◆ The problem: What follows is a listing; restate every line of it word for word.

◆ Recorded information:
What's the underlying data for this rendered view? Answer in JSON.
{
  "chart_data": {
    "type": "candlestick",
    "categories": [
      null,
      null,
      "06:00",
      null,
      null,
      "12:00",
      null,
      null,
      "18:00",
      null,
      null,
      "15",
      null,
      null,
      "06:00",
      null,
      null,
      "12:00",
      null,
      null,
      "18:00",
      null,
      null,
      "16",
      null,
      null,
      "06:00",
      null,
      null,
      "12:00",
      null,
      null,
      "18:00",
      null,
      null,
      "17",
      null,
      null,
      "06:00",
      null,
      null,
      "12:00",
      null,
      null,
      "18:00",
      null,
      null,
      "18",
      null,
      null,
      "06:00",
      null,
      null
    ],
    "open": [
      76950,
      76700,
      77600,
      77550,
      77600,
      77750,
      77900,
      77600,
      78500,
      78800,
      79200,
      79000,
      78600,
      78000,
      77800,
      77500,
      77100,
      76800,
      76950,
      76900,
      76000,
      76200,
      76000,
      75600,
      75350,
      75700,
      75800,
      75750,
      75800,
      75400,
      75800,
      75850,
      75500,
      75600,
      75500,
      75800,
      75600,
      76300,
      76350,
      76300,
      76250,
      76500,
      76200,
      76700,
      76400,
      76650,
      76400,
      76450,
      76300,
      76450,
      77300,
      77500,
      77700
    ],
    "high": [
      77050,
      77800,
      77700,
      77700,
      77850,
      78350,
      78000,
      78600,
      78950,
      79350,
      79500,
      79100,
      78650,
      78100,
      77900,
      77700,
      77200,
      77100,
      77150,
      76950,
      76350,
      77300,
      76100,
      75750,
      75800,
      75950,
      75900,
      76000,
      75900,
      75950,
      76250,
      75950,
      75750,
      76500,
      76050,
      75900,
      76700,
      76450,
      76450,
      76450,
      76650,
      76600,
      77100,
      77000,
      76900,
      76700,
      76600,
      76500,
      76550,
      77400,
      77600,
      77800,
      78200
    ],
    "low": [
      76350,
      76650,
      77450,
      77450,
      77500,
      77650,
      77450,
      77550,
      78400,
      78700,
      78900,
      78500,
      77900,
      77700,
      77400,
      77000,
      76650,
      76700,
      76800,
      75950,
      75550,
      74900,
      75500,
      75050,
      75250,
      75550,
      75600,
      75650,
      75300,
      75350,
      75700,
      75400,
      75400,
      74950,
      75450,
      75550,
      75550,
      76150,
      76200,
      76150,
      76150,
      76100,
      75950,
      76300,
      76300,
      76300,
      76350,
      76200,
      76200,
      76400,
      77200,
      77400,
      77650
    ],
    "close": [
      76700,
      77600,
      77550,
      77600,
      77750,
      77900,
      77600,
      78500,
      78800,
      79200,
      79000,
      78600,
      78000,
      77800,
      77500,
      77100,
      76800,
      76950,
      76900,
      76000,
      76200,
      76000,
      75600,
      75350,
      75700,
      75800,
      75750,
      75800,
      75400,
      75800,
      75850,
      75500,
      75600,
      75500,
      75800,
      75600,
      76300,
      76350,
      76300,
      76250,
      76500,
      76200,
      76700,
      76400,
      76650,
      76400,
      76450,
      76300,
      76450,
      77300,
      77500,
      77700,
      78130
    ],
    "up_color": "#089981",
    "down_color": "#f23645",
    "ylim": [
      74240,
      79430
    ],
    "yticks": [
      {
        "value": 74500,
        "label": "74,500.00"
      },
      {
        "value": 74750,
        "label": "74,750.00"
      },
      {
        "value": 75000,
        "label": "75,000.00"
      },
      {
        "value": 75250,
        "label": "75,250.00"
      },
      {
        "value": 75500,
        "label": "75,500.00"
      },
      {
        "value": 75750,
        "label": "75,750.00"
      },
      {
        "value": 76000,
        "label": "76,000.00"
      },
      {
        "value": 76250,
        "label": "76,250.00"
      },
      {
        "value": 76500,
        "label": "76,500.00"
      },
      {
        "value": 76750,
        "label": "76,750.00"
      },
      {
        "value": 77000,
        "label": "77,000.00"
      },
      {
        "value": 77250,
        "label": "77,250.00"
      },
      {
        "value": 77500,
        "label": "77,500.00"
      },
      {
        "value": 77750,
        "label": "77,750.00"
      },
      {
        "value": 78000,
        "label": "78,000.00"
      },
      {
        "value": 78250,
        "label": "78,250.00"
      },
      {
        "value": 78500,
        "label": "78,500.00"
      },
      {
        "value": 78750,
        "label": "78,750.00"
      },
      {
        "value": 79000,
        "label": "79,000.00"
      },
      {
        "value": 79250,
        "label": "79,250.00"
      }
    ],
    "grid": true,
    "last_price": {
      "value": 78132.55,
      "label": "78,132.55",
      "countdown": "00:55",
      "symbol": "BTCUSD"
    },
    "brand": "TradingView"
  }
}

◆ Exercise result:
What's the underlying data for this rendered view? Answer in JSON.
{
  "chart_data": {
    "type": "candlestick",
    "categories": [
      null,
      null,
      "06:00",
      null,
      null,
      "12:00",
      null,
      null,
      "18:00",
      null,
      null,
      "15",
      null,
      null,
      "06:00",
      null,
      null,
      "12:00",
      null,
      null,
      "18:00",
      null,
      null,
      "16",
      null,
      null,
      "06:00",
      null,
      null,
      "12:00",
      null,
      null,
      "18:00",
      null,
      null,
      "17",
      null,
      null,
      "06:00",
      null,
      null,
      "12:00",
      null,
      null,
      "18:00",
      null,
      null,
      "18",
      null,
      null,
      "06:00",
      null,
      null
    ],
    "open": [
      76950,
      76700,
      77600,
      77550,
      77600,
      77750,
      77900,
      77600,
      78500,
      78800,
      79200,
      79000,
      78600,
      78000,
      77800,
      77500,
      77100,
      76800,
      76950,
      76900,
      76000,
      76200,
      76000,
      75600,
      75350,
      75700,
      75800,
      75750,
      75800,
      75400,
      75800,
      75850,
      75500,
      75600,
      75500,
      75800,
      75600,
      76300,
      76350,
      76300,
      76250,
      76500,
      76200,
      76700,
      76400,
      76650,
      76400,
      76450,
      76300,
      76450,
      77300,
      77500,
      77700
    ],
    "high": [
      77050,
      77800,
      77700,
      77700,
      77850,
      78350,
      78000,
      78600,
      78950,
      79350,
      79500,
      79100,
      78650,
      78100,
      77900,
      77700,
      77200,
      77100,
      77150,
      76950,
      76350,
      77300,
      76100,
      75750,
      75800,
      75950,
      75900,
      76000,
      75900,
      75950,
      76250,
      75950,
      75750,
      76500,
      76050,
      75900,
      76700,
      76450,
      76450,
      76450,
      76650,
      76600,
      77100,
      77000,
      76900,
      76700,
      76600,
      76500,
      76550,
      77400,
      77600,
      77800,
      78200
    ],
    "low": [
      76350,
      76650,
      77450,
      77450,
      77500,
      77650,
      77450,
      77550,
      78400,
      78700,
      78900,
      78500,
      77900,
      77700,
      77400,
      77000,
      76650,
      76700,
      76800,
      75950,
      75550,
      74900,
      75500,
      75050,
      75250,
      75550,
      75600,
      75650,
      75300,
      75350,
      75700,
      75400,
      75400,
      74950,
      75450,
      75550,
      75550,
      76150,
      76200,
      76150,
      76150,
      76100,
      75950,
      76300,
      76300,
      76300,
      76350,
      76200,
      76200,
      76400,
      77200,
      77400,
      77650
    ],
    "close": [
      76700,
      77600,
      77550,
      77600,
      77750,
      77900,
      77600,
      78500,
      78800,
      79200,
      79000,
      78600,
      78000,
      77800,
      77500,
      77100,
      76800,
      76950,
      76900,
      76000,
      76200,
      76000,
      75600,
      75350,
      75700,
      75800,
      75750,
      75800,
      75400,
      75800,
      75850,
      75500,
      75600,
      75500,
      75800,
      75600,
      76300,
      76350,
      76300,
      76250,
      76500,
      76200,
      76700,
      76400,
      76650,
      76400,
      76450,
      76300,
      76450,
      77300,
      77500,
      77700,
      78130
    ],
    "up_color": "#089981",
    "down_color": "#f23645",
    "ylim": [
      74240,
      79430
    ],
    "yticks": [
      {
        "value": 74500,
        "label": "74,500.00"
      },
      {
        "value": 74750,
        "label": "74,750.00"
      },
      {
        "value": 75000,
        "label": "75,000.00"
      },
      {
        "value": 75250,
        "label": "75,250.00"
      },
      {
        "value": 75500,
        "label": "75,500.00"
      },
      {
        "value": 75750,
        "label": "75,750.00"
      },
      {
        "value": 76000,
        "label": "76,000.00"
      },
      {
        "value": 76250,
        "label": "76,250.00"
      },
      {
        "value": 76500,
        "label": "76,500.00"
      },
      {
        "value": 76750,
        "label": "76,750.00"
      },
      {
        "value": 77000,
        "label": "77,000.00"
      },
      {
        "value": 77250,
        "label": "77,250.00"
      },
      {
        "value": 77500,
        "label": "77,500.00"
      },
      {
        "value": 77750,
        "label": "77,750.00"
      },
      {
        "value": 78000,
        "label": "78,000.00"
      },
      {
        "value": 78250,
        "label": "78,250.00"
      },
      {
        "value": 78500,
        "label": "78,500.00"
      },
      {
        "value": 78750,
        "label": "78,750.00"
      },
      {
        "value": 79000,
        "label": "79,000.00"
      },
      {
        "value": 79250,
        "label": "79,250.00"
      }
    ],
    "grid": true,
    "last_price": {
      "value": 78132.55,
      "label": "78,132.55",
      "countdown": "00:55",
      "symbol": "BTCUSD"
    },
    "brand": "TradingView"
  }
}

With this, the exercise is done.